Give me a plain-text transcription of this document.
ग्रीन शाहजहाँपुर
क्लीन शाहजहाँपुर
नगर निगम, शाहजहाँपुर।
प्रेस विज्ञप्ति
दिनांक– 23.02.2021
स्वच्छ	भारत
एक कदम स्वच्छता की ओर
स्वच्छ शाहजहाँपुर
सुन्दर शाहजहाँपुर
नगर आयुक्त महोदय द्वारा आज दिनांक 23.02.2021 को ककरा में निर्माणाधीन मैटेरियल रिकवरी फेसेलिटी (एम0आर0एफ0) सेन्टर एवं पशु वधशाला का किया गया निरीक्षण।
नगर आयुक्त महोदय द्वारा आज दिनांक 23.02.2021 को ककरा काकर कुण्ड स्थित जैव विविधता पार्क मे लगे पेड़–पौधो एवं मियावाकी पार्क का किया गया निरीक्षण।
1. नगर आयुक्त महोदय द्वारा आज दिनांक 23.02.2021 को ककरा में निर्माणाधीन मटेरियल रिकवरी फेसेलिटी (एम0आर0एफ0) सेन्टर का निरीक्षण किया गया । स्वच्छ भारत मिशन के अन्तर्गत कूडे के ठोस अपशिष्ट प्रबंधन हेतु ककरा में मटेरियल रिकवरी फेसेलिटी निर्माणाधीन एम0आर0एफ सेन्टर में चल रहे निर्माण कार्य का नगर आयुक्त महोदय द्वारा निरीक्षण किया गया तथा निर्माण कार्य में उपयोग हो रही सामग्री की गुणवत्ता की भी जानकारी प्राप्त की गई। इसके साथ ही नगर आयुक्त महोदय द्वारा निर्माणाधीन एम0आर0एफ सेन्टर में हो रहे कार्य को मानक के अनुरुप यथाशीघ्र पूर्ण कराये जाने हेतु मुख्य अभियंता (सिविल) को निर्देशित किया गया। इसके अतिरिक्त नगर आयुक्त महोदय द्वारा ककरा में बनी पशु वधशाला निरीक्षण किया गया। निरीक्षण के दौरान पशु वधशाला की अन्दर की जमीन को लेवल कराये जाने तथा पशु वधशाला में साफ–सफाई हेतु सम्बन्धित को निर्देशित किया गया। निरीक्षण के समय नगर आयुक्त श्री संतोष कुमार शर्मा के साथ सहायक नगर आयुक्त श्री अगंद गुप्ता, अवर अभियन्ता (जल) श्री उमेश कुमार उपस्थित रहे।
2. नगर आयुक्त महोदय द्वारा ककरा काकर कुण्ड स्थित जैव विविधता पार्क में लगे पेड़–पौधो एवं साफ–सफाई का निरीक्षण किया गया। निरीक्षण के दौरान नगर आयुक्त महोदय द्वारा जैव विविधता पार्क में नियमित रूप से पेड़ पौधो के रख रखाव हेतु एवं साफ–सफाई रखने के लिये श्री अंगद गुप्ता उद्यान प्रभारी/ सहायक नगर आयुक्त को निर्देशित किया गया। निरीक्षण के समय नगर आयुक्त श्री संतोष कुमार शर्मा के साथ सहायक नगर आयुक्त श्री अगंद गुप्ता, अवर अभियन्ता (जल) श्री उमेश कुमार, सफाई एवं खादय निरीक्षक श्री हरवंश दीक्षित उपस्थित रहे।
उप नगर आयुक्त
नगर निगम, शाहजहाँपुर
----------------------------------------
To be done » Reproduce all data above, unchanged.

Worked answer »
Give me a plain-text transcription of this document.
ग्रीन शाहजहाँपुर
क्लीन शाहजहाँपुर
नगर निगम, शाहजहाँपुर।
प्रेस विज्ञप्ति
दिनांक– 23.02.2021
स्वच्छ	भारत
एक कदम स्वच्छता की ओर
स्वच्छ शाहजहाँपुर
सुन्दर शाहजहाँपुर
नगर आयुक्त महोदय द्वारा आज दिनांक 23.02.2021 को ककरा में निर्माणाधीन मैटेरियल रिकवरी फेसेलिटी (एम0आर0एफ0) सेन्टर एवं पशु वधशाला का किया गया निरीक्षण।
नगर आयुक्त महोदय द्वारा आज दिनांक 23.02.2021 को ककरा काकर कुण्ड स्थित जैव विविधता पार्क मे लगे पेड़–पौधो एवं मियावाकी पार्क का किया गया निरीक्षण।
1. नगर आयुक्त महोदय द्वारा आज दिनांक 23.02.2021 को ककरा में निर्माणाधीन मटेरियल रिकवरी फेसेलिटी (एम0आर0एफ0) सेन्टर का निरीक्षण किया गया । स्वच्छ भारत मिशन के अन्तर्गत कूडे के ठोस अपशिष्ट प्रबंधन हेतु ककरा में मटेरियल रिकवरी फेसेलिटी निर्माणाधीन एम0आर0एफ सेन्टर में चल रहे निर्माण कार्य का नगर आयुक्त महोदय द्वारा निरीक्षण किया गया तथा निर्माण कार्य में उपयोग हो रही सामग्री की गुणवत्ता की भी जानकारी प्राप्त की गई। इसके साथ ही नगर आयुक्त महोदय द्वारा निर्माणाधीन एम0आर0एफ सेन्टर में हो रहे कार्य को मानक के अनुरुप यथाशीघ्र पूर्ण कराये जाने हेतु मुख्य अभियंता (सिविल) को निर्देशित किया गया। इसके अतिरिक्त नगर आयुक्त महोदय द्वारा ककरा में बनी पशु वधशाला निरीक्षण किया गया। निरीक्षण के दौरान पशु वधशाला की अन्दर की जमीन को लेवल कराये जाने तथा पशु वधशाला में साफ–सफाई हेतु सम्बन्धित को निर्देशित किया गया। निरीक्षण के समय नगर आयुक्त श्री संतोष कुमार शर्मा के साथ सहायक नगर आयुक्त श्री अगंद गुप्ता, अवर अभियन्ता (जल) श्री उमेश कुमार उपस्थित रहे।
2. नगर आयुक्त महोदय द्वारा ककरा काकर कुण्ड स्थित जैव विविधता पार्क में लगे पेड़–पौधो एवं साफ–सफाई का निरीक्षण किया गया। निरीक्षण के दौरान नगर आयुक्त महोदय द्वारा जैव विविधता पार्क में नियमित रूप से पेड़ पौधो के रख रखाव हेतु एवं साफ–सफाई रखने के लिये श्री अंगद गुप्ता उद्यान प्रभारी/ सहायक नगर आयुक्त को निर्देशित किया गया। निरीक्षण के समय नगर आयुक्त श्री संतोष कुमार शर्मा के साथ सहायक नगर आयुक्त श्री अगंद गुप्ता, अवर अभियन्ता (जल) श्री उमेश कुमार, सफाई एवं खादय निरीक्षक श्री हरवंश दीक्षित उपस्थित रहे।
उप नगर आयुक्त
नगर निगम, शाहजहाँपुर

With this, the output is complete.